> _Objective_
Below is a listing to transcribe in full and exactly; keep the pictures out.

** start Material provided **

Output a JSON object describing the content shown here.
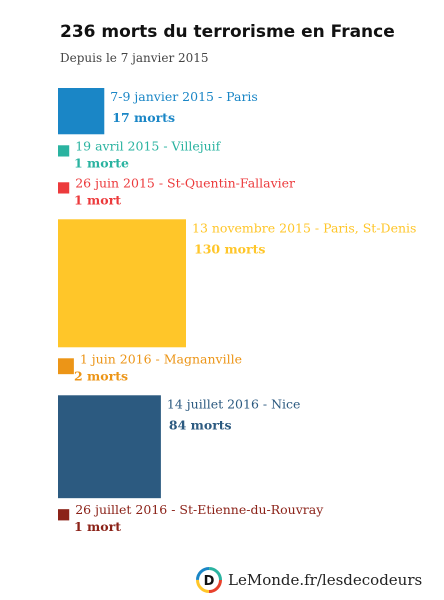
{
  "header": {
    "title": "236 morts du terrorisme en France",
    "subtitle": "Depuis le 7 janvier 2015"
  },
  "chart_data": {
    "type": "proportional-squares",
    "encoding": "square area proportional to deaths",
    "items": [
      {
        "date": "7-9 janvier 2015",
        "place": "Paris",
        "label": "7-9 janvier 2015 - Paris",
        "value": 17,
        "value_label": "17 morts",
        "color": "#1a86c6"
      },
      {
        "date": "19 avril 2015",
        "place": "Villejuif",
        "label": "19 avril 2015 - Villejuif",
        "value": 1,
        "value_label": "1 morte",
        "color": "#2ab3a0"
      },
      {
        "date": "26 juin 2015",
        "place": "St-Quentin-Fallavier",
        "label": "26 juin 2015 - St-Quentin-Fallavier",
        "value": 1,
        "value_label": "1 mort",
        "color": "#ec3a3c"
      },
      {
        "date": "13 novembre 2015",
        "place": "Paris, St-Denis",
        "label": "13 novembre 2015 - Paris, St-Denis",
        "value": 130,
        "value_label": "130 morts",
        "color": "#ffc629"
      },
      {
        "date": "1 juin 2016",
        "place": "Magnanville",
        "label": "1 juin 2016 - Magnanville",
        "value": 2,
        "value_label": "2 morts",
        "color": "#ec9517"
      },
      {
        "date": "14 juillet 2016",
        "place": "Nice",
        "label": "14 juillet 2016 - Nice",
        "value": 84,
        "value_label": "84 morts",
        "color": "#2c5a80"
      },
      {
        "date": "26 juillet 2016",
        "place": "St-Etienne-du-Rouvray",
        "label": "26 juillet 2016 - St-Etienne-du-Rouvray",
        "value": 1,
        "value_label": "1 mort",
        "color": "#8b2218"
      }
    ]
  },
  "footer": {
    "logo_letter": "D",
    "text": "LeMonde.fr/lesdecodeurs"
  },
  "icons": {
    "logo": "les-decodeurs-logo-icon"
  }
}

** end Material provided **

> _Task answer_
Output a JSON object describing the content shown here.
{
  "header": {
    "title": "236 morts du terrorisme en France",
    "subtitle": "Depuis le 7 janvier 2015"
  },
  "chart_data": {
    "type": "proportional-squares",
    "encoding": "square area proportional to deaths",
    "items": [
      {
        "date": "7-9 janvier 2015",
        "place": "Paris",
        "label": "7-9 janvier 2015 - Paris",
        "value": 17,
        "value_label": "17 morts",
        "color": "#1a86c6"
      },
      {
        "date": "19 avril 2015",
        "place": "Villejuif",
        "label": "19 avril 2015 - Villejuif",
        "value": 1,
        "value_label": "1 morte",
        "color": "#2ab3a0"
      },
      {
        "date": "26 juin 2015",
        "place": "St-Quentin-Fallavier",
        "label": "26 juin 2015 - St-Quentin-Fallavier",
        "value": 1,
        "value_label": "1 mort",
        "color": "#ec3a3c"
      },
      {
        "date": "13 novembre 2015",
        "place": "Paris, St-Denis",
        "label": "13 novembre 2015 - Paris, St-Denis",
        "value": 130,
        "value_label": "130 morts",
        "color": "#ffc629"
      },
      {
        "date": "1 juin 2016",
        "place": "Magnanville",
        "label": "1 juin 2016 - Magnanville",
        "value": 2,
        "value_label": "2 morts",
        "color": "#ec9517"
      },
      {
        "date": "14 juillet 2016",
        "place": "Nice",
        "label": "14 juillet 2016 - Nice",
        "value": 84,
        "value_label": "84 morts",
        "color": "#2c5a80"
      },
      {
        "date": "26 juillet 2016",
        "place": "St-Etienne-du-Rouvray",
        "label": "26 juillet 2016 - St-Etienne-du-Rouvray",
        "value": 1,
        "value_label": "1 mort",
        "color": "#8b2218"
      }
    ]
  },
  "footer": {
    "logo_letter": "D",
    "text": "LeMonde.fr/lesdecodeurs"
  },
  "icons": {
    "logo": "les-decodeurs-logo-icon"
  }
}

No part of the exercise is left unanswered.